» **Work instructions**
Give the data again exactly as written, skipping any pictures.

** Begin The input **

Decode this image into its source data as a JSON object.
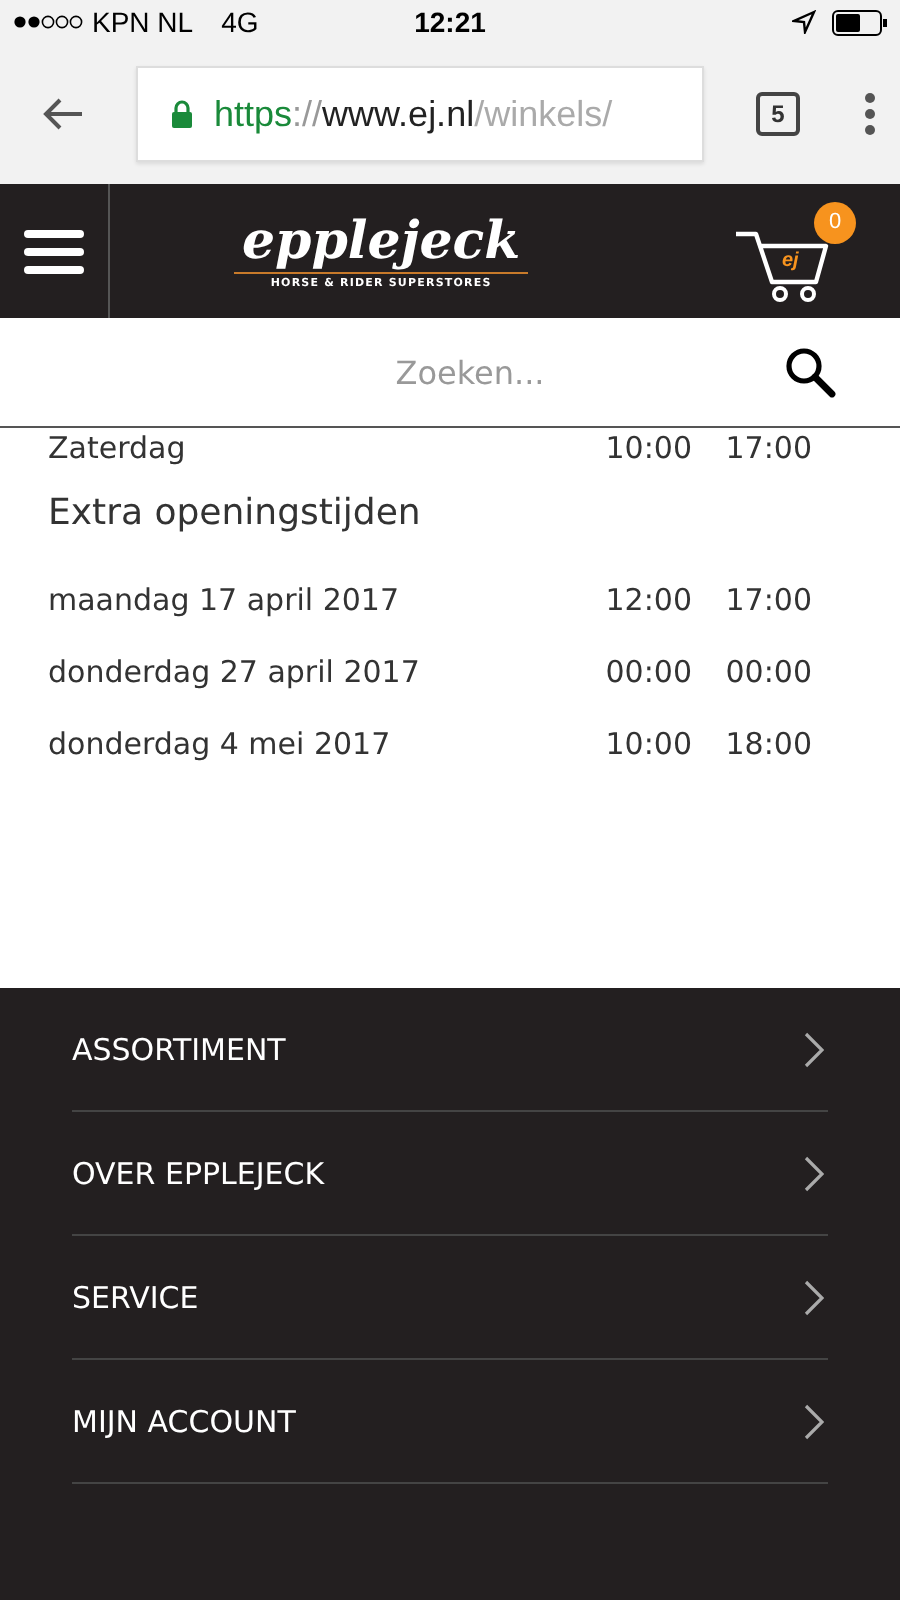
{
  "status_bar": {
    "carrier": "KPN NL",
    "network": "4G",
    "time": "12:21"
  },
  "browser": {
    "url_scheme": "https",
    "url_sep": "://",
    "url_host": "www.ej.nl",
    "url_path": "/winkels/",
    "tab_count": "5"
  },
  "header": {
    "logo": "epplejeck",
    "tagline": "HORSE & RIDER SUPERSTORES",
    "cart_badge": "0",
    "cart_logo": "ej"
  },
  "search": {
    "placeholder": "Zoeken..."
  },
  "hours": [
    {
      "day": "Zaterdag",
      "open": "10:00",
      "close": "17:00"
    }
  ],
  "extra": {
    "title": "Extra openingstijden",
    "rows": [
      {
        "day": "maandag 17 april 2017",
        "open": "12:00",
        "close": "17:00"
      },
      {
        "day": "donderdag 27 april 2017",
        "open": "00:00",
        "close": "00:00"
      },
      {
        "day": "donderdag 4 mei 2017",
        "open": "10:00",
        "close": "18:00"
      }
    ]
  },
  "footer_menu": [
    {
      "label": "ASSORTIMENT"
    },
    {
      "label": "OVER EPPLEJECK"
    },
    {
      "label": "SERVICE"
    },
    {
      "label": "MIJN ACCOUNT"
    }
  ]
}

** End The input **

» **Response below**
Decode this image into its source data as a JSON object.
{
  "status_bar": {
    "carrier": "KPN NL",
    "network": "4G",
    "time": "12:21"
  },
  "browser": {
    "url_scheme": "https",
    "url_sep": "://",
    "url_host": "www.ej.nl",
    "url_path": "/winkels/",
    "tab_count": "5"
  },
  "header": {
    "logo": "epplejeck",
    "tagline": "HORSE & RIDER SUPERSTORES",
    "cart_badge": "0",
    "cart_logo": "ej"
  },
  "search": {
    "placeholder": "Zoeken..."
  },
  "hours": [
    {
      "day": "Zaterdag",
      "open": "10:00",
      "close": "17:00"
    }
  ],
  "extra": {
    "title": "Extra openingstijden",
    "rows": [
      {
        "day": "maandag 17 april 2017",
        "open": "12:00",
        "close": "17:00"
      },
      {
        "day": "donderdag 27 april 2017",
        "open": "00:00",
        "close": "00:00"
      },
      {
        "day": "donderdag 4 mei 2017",
        "open": "10:00",
        "close": "18:00"
      }
    ]
  },
  "footer_menu": [
    {
      "label": "ASSORTIMENT"
    },
    {
      "label": "OVER EPPLEJECK"
    },
    {
      "label": "SERVICE"
    },
    {
      "label": "MIJN ACCOUNT"
    }
  ]
}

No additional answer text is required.